Exercise:
Your answer should be only a number: how many lines include the word "Dashboard".

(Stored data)
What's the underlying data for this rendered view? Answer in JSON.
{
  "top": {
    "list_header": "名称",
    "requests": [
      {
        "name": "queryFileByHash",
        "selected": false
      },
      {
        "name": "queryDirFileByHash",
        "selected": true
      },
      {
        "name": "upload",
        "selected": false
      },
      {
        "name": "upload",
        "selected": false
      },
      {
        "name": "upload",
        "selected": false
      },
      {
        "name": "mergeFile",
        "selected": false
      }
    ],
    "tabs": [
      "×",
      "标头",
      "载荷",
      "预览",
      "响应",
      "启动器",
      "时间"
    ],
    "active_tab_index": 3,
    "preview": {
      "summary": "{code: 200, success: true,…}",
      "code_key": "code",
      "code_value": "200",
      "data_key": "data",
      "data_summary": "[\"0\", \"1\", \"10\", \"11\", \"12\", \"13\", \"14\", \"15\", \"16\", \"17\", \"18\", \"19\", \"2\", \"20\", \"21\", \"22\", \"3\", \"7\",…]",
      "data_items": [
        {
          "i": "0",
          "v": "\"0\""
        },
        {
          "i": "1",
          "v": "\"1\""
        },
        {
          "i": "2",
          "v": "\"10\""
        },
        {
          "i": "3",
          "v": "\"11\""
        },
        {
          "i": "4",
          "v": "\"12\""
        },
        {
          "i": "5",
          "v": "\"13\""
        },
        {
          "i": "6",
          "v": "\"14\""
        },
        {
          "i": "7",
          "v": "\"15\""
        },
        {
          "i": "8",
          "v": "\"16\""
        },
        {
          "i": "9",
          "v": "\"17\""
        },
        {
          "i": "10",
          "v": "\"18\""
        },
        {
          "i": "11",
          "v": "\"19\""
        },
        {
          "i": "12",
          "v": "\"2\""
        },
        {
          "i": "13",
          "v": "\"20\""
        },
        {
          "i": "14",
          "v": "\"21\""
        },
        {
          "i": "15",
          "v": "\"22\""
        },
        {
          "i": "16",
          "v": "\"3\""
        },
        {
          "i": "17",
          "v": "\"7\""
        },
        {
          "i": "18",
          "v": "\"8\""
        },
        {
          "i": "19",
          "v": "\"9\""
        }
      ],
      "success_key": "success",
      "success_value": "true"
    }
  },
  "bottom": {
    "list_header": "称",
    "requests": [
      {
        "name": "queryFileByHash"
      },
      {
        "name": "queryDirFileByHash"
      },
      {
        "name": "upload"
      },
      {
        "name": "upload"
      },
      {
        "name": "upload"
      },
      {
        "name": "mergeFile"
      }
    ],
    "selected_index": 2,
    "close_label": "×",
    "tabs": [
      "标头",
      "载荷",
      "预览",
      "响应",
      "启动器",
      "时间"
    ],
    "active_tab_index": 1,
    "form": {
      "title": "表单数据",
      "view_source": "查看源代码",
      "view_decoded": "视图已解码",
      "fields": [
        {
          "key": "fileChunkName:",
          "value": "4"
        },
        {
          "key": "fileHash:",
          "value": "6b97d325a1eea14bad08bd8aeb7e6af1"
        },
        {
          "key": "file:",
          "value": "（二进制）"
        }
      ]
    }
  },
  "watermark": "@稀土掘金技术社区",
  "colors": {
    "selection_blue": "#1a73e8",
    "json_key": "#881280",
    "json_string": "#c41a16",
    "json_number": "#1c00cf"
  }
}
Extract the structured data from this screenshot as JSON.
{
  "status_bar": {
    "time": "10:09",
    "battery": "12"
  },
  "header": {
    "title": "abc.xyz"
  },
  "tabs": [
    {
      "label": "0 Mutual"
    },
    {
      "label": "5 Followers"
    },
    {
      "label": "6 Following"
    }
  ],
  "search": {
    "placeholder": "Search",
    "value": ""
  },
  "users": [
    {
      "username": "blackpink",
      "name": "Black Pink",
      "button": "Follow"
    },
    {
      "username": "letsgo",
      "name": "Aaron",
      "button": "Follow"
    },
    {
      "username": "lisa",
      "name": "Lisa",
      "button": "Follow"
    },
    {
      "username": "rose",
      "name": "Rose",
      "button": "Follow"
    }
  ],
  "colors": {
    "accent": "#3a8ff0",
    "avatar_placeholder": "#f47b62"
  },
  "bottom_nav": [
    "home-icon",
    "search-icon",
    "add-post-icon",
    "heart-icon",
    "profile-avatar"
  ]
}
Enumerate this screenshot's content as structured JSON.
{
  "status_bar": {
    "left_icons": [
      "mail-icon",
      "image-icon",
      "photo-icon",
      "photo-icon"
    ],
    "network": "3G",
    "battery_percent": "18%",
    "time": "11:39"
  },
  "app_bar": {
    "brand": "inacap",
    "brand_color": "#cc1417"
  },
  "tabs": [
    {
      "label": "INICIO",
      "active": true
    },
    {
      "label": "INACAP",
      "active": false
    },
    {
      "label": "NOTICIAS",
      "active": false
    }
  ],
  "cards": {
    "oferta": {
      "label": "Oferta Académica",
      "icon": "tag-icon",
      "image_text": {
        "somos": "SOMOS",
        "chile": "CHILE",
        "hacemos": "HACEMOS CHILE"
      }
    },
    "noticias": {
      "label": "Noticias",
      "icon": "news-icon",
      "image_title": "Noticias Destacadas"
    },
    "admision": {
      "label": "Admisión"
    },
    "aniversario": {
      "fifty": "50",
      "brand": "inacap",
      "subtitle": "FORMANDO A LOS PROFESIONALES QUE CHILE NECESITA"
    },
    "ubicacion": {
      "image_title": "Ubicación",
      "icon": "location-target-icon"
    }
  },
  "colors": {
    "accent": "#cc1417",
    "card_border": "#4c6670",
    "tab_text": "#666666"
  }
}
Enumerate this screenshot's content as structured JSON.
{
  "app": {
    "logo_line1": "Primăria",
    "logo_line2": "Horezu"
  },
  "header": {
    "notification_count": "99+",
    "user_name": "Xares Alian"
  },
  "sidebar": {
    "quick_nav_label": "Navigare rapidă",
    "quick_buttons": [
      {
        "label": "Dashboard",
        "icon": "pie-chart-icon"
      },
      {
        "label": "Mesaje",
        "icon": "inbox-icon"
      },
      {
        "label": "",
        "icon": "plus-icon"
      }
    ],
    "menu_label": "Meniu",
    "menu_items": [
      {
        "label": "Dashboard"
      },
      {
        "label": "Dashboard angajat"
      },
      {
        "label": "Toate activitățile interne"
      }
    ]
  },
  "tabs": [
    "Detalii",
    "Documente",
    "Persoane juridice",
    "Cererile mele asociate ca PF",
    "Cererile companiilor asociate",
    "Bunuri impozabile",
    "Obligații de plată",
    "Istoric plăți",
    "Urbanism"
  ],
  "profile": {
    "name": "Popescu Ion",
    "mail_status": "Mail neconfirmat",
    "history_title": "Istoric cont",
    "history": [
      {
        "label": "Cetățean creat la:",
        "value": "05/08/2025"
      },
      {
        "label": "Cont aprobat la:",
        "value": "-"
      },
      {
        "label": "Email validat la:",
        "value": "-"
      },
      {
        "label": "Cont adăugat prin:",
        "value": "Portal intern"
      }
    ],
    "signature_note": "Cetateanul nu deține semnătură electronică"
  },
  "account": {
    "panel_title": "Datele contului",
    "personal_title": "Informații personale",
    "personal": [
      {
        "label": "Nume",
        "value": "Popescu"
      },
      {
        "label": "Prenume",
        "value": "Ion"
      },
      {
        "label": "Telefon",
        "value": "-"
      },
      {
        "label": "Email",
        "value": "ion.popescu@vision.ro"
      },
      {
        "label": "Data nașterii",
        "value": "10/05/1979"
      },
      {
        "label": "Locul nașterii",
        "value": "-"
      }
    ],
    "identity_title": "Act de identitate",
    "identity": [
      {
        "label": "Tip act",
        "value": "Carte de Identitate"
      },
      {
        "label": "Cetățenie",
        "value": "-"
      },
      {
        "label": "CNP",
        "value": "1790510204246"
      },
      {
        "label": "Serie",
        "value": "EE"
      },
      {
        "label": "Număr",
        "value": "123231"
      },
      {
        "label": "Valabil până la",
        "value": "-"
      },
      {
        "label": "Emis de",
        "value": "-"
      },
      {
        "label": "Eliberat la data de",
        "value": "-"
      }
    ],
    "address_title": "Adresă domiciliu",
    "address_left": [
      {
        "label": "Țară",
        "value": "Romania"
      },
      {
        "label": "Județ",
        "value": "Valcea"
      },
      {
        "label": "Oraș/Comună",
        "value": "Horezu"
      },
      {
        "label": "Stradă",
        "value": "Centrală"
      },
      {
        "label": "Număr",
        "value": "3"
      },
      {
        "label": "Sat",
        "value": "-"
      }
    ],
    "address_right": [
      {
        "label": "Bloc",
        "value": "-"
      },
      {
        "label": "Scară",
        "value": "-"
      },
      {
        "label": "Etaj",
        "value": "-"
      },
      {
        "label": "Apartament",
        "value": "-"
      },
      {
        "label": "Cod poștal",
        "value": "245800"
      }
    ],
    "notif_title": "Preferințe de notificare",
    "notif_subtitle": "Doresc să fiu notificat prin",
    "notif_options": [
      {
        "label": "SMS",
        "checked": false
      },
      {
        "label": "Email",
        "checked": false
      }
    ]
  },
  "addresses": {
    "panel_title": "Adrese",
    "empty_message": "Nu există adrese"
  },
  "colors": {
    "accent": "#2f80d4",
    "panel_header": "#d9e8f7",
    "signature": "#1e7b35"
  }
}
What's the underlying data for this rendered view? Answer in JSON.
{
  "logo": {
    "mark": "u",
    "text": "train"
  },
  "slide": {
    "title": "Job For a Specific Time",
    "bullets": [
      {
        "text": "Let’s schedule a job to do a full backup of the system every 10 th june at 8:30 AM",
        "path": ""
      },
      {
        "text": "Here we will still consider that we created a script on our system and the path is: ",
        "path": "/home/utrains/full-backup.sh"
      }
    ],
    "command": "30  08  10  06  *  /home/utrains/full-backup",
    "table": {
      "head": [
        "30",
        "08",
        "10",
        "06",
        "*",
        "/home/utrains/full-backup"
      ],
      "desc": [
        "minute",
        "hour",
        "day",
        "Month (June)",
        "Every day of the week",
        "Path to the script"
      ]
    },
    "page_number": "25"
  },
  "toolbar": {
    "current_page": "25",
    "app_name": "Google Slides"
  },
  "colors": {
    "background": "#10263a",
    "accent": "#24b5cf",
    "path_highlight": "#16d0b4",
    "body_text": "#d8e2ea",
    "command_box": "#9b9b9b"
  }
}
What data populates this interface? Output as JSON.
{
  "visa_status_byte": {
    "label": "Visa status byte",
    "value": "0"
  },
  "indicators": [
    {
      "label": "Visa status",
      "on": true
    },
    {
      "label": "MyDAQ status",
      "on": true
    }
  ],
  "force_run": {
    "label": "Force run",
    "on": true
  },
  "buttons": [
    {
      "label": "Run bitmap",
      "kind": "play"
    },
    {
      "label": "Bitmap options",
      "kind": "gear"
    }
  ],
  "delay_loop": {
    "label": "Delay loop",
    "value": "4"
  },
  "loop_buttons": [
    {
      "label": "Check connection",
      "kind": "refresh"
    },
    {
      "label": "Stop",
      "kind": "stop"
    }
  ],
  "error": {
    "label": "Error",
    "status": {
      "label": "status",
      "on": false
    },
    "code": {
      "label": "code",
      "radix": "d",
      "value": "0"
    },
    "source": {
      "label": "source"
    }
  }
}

Full answer:
3